◆ STATED TASK ◆
Transcribe every line of the records verbatim.

◆ MATERIAL FOR THIS TASK ◆
_ _ _ _ _ _ _

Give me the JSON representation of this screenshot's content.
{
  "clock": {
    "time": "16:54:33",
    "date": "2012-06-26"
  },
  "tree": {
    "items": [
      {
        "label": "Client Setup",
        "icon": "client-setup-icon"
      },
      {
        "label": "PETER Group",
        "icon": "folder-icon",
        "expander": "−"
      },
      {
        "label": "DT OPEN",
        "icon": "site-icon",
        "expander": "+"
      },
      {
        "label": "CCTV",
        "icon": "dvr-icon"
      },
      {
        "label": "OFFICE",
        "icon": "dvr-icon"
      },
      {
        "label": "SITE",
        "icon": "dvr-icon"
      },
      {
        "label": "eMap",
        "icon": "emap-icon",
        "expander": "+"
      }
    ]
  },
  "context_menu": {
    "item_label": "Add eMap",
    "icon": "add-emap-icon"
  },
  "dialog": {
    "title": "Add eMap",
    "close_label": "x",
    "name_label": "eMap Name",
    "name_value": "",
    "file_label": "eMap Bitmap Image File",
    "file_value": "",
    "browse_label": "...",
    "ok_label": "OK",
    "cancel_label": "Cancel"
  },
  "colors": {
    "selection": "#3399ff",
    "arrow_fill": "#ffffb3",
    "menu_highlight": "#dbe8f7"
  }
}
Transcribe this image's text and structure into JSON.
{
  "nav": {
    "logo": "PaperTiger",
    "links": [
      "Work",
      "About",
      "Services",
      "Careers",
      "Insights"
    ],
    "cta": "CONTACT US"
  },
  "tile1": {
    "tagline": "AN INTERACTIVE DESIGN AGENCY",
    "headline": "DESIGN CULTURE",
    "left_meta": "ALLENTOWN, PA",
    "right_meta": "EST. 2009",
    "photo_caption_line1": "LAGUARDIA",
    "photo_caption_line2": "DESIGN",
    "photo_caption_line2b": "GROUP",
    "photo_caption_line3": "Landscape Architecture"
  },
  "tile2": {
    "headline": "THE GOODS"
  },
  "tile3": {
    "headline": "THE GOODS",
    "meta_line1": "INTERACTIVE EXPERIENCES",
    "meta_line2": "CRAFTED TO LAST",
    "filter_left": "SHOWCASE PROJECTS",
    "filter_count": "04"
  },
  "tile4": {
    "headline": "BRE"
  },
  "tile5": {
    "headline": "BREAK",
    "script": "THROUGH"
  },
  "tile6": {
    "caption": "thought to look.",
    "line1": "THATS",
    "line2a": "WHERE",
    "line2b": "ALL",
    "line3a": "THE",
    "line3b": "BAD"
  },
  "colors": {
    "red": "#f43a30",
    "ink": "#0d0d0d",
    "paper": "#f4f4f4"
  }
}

_ _ _ _ _ _ _

◆ THE COMPLETED TASK ◆
Give me the JSON representation of this screenshot's content.
{
  "clock": {
    "time": "16:54:33",
    "date": "2012-06-26"
  },
  "tree": {
    "items": [
      {
        "label": "Client Setup",
        "icon": "client-setup-icon"
      },
      {
        "label": "PETER Group",
        "icon": "folder-icon",
        "expander": "−"
      },
      {
        "label": "DT OPEN",
        "icon": "site-icon",
        "expander": "+"
      },
      {
        "label": "CCTV",
        "icon": "dvr-icon"
      },
      {
        "label": "OFFICE",
        "icon": "dvr-icon"
      },
      {
        "label": "SITE",
        "icon": "dvr-icon"
      },
      {
        "label": "eMap",
        "icon": "emap-icon",
        "expander": "+"
      }
    ]
  },
  "context_menu": {
    "item_label": "Add eMap",
    "icon": "add-emap-icon"
  },
  "dialog": {
    "title": "Add eMap",
    "close_label": "x",
    "name_label": "eMap Name",
    "name_value": "",
    "file_label": "eMap Bitmap Image File",
    "file_value": "",
    "browse_label": "...",
    "ok_label": "OK",
    "cancel_label": "Cancel"
  },
  "colors": {
    "selection": "#3399ff",
    "arrow_fill": "#ffffb3",
    "menu_highlight": "#dbe8f7"
  }
}
Transcribe this image's text and structure into JSON.
{
  "nav": {
    "logo": "PaperTiger",
    "links": [
      "Work",
      "About",
      "Services",
      "Careers",
      "Insights"
    ],
    "cta": "CONTACT US"
  },
  "tile1": {
    "tagline": "AN INTERACTIVE DESIGN AGENCY",
    "headline": "DESIGN CULTURE",
    "left_meta": "ALLENTOWN, PA",
    "right_meta": "EST. 2009",
    "photo_caption_line1": "LAGUARDIA",
    "photo_caption_line2": "DESIGN",
    "photo_caption_line2b": "GROUP",
    "photo_caption_line3": "Landscape Architecture"
  },
  "tile2": {
    "headline": "THE GOODS"
  },
  "tile3": {
    "headline": "THE GOODS",
    "meta_line1": "INTERACTIVE EXPERIENCES",
    "meta_line2": "CRAFTED TO LAST",
    "filter_left": "SHOWCASE PROJECTS",
    "filter_count": "04"
  },
  "tile4": {
    "headline": "BRE"
  },
  "tile5": {
    "headline": "BREAK",
    "script": "THROUGH"
  },
  "tile6": {
    "caption": "thought to look.",
    "line1": "THATS",
    "line2a": "WHERE",
    "line2b": "ALL",
    "line3a": "THE",
    "line3b": "BAD"
  },
  "colors": {
    "red": "#f43a30",
    "ink": "#0d0d0d",
    "paper": "#f4f4f4"
  }
}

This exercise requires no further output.